Dataset records on visual material:
::::::::
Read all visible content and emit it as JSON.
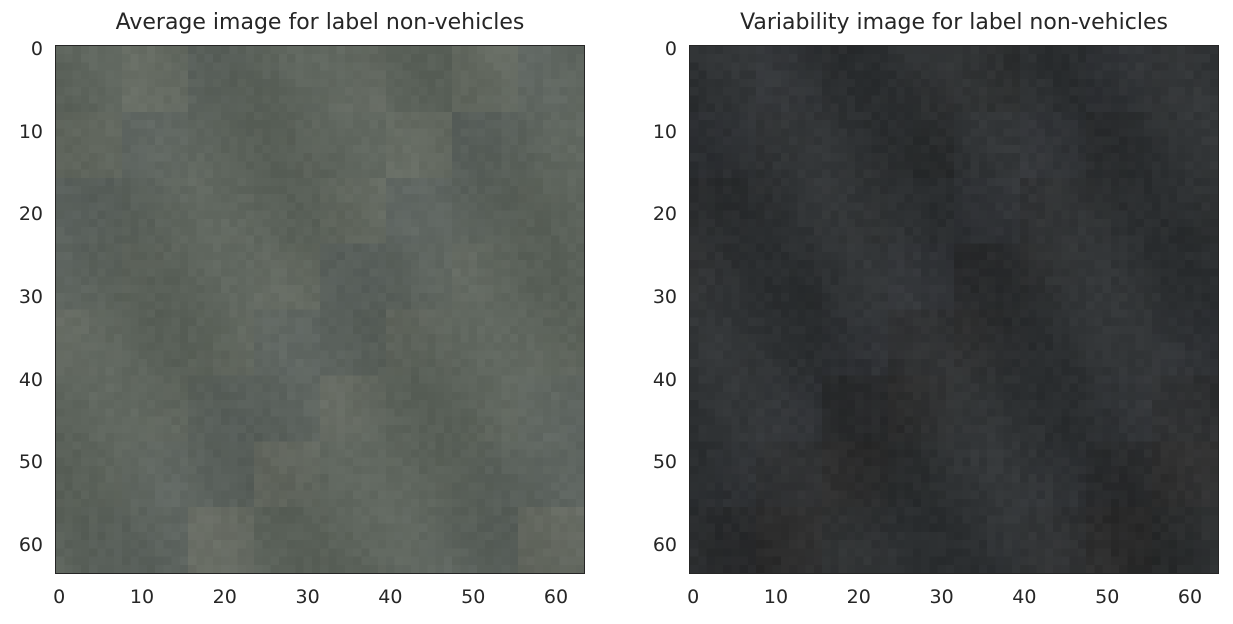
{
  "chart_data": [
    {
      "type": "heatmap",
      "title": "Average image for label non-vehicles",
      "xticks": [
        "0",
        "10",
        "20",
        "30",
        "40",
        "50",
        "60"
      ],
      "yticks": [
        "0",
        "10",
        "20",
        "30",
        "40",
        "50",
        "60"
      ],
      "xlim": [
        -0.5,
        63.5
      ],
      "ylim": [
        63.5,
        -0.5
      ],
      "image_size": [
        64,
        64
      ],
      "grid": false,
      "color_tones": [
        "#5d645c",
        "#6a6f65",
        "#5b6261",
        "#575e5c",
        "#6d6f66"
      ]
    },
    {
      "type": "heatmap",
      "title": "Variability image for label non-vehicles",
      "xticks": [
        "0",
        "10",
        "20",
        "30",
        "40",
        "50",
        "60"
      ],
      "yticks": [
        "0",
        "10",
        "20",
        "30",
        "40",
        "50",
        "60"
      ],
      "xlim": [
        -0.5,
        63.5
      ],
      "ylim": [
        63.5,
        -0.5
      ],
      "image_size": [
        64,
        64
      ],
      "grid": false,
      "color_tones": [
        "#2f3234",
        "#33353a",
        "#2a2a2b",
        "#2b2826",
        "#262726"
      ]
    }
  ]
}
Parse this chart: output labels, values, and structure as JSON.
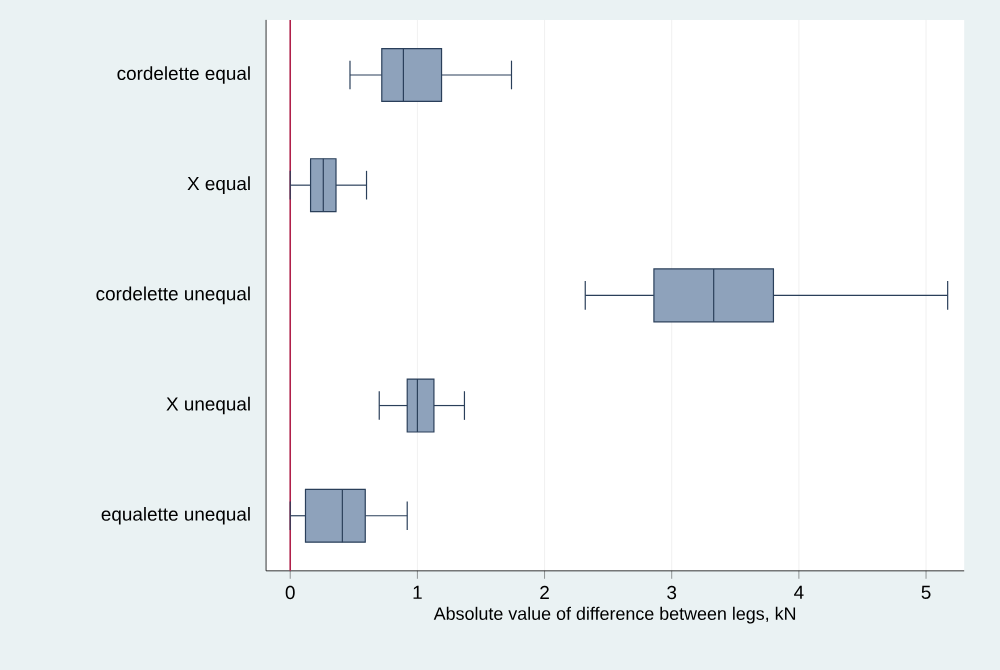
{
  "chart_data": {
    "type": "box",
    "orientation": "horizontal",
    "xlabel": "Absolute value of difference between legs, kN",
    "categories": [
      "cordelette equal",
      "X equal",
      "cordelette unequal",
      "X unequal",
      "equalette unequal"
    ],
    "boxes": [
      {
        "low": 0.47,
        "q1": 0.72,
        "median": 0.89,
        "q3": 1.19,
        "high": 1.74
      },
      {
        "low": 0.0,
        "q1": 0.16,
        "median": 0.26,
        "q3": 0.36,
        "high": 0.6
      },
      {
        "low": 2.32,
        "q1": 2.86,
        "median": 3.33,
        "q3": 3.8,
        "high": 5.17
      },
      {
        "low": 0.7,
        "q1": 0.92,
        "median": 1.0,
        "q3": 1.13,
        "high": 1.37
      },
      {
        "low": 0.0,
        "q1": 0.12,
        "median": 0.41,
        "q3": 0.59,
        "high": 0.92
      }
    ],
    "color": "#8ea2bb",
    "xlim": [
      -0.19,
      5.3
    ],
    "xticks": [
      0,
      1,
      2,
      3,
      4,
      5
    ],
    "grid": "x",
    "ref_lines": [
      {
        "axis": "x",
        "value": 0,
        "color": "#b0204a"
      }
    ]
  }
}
::::::::
> _What the task asks_: The records above must be echoed exactly, minus their pictures.

> _Worked answer_:
Read all visible content and emit it as JSON.
{
  "chart_data": [
    {
      "type": "heatmap",
      "title": "Average image for label non-vehicles",
      "xticks": [
        "0",
        "10",
        "20",
        "30",
        "40",
        "50",
        "60"
      ],
      "yticks": [
        "0",
        "10",
        "20",
        "30",
        "40",
        "50",
        "60"
      ],
      "xlim": [
        -0.5,
        63.5
      ],
      "ylim": [
        63.5,
        -0.5
      ],
      "image_size": [
        64,
        64
      ],
      "grid": false,
      "color_tones": [
        "#5d645c",
        "#6a6f65",
        "#5b6261",
        "#575e5c",
        "#6d6f66"
      ]
    },
    {
      "type": "heatmap",
      "title": "Variability image for label non-vehicles",
      "xticks": [
        "0",
        "10",
        "20",
        "30",
        "40",
        "50",
        "60"
      ],
      "yticks": [
        "0",
        "10",
        "20",
        "30",
        "40",
        "50",
        "60"
      ],
      "xlim": [
        -0.5,
        63.5
      ],
      "ylim": [
        63.5,
        -0.5
      ],
      "image_size": [
        64,
        64
      ],
      "grid": false,
      "color_tones": [
        "#2f3234",
        "#33353a",
        "#2a2a2b",
        "#2b2826",
        "#262726"
      ]
    }
  ]
}
Parse this chart: output labels, values, and structure as JSON.
{
  "chart_data": {
    "type": "box",
    "orientation": "horizontal",
    "xlabel": "Absolute value of difference between legs, kN",
    "categories": [
      "cordelette equal",
      "X equal",
      "cordelette unequal",
      "X unequal",
      "equalette unequal"
    ],
    "boxes": [
      {
        "low": 0.47,
        "q1": 0.72,
        "median": 0.89,
        "q3": 1.19,
        "high": 1.74
      },
      {
        "low": 0.0,
        "q1": 0.16,
        "median": 0.26,
        "q3": 0.36,
        "high": 0.6
      },
      {
        "low": 2.32,
        "q1": 2.86,
        "median": 3.33,
        "q3": 3.8,
        "high": 5.17
      },
      {
        "low": 0.7,
        "q1": 0.92,
        "median": 1.0,
        "q3": 1.13,
        "high": 1.37
      },
      {
        "low": 0.0,
        "q1": 0.12,
        "median": 0.41,
        "q3": 0.59,
        "high": 0.92
      }
    ],
    "color": "#8ea2bb",
    "xlim": [
      -0.19,
      5.3
    ],
    "xticks": [
      0,
      1,
      2,
      3,
      4,
      5
    ],
    "grid": "x",
    "ref_lines": [
      {
        "axis": "x",
        "value": 0,
        "color": "#b0204a"
      }
    ]
  }
}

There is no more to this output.